Without the pictures, copy the entries below word for word.

##### Data for the task #####

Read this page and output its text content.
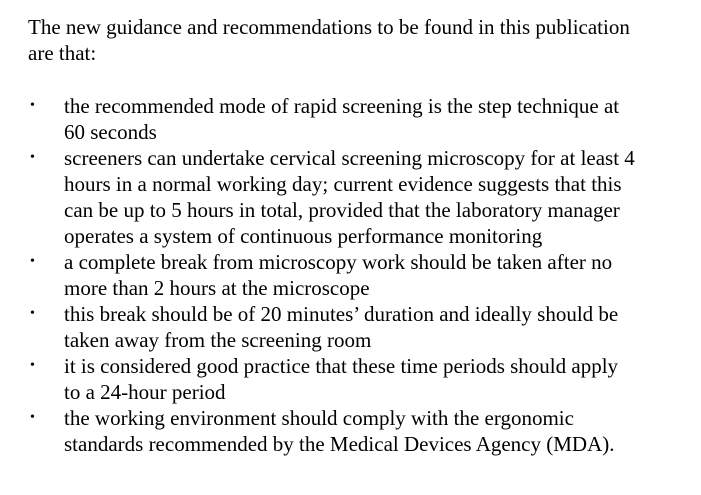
The new guidance and recommendations to be found in this publication
are that:

• the recommended mode of rapid screening is the step technique at
60 seconds
• screeners can undertake cervical screening microscopy for at least 4
hours in a normal working day; current evidence suggests that this
can be up to 5 hours in total, provided that the laboratory manager
operates a system of continuous performance monitoring
• a complete break from microscopy work should be taken after no
more than 2 hours at the microscope
• this break should be of 20 minutes’ duration and ideally should be
taken away from the screening room
• it is considered good practice that these time periods should apply
to a 24-hour period
• the working environment should comply with the ergonomic
standards recommended by the Medical Devices Agency (MDA).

#####

_Worked solution_.
Read this page and output its text content.
The new guidance and recommendations to be found in this publication
are that:

• the recommended mode of rapid screening is the step technique at
60 seconds
• screeners can undertake cervical screening microscopy for at least 4
hours in a normal working day; current evidence suggests that this
can be up to 5 hours in total, provided that the laboratory manager
operates a system of continuous performance monitoring
• a complete break from microscopy work should be taken after no
more than 2 hours at the microscope
• this break should be of 20 minutes’ duration and ideally should be
taken away from the screening room
• it is considered good practice that these time periods should apply
to a 24-hour period
• the working environment should comply with the ergonomic
standards recommended by the Medical Devices Agency (MDA).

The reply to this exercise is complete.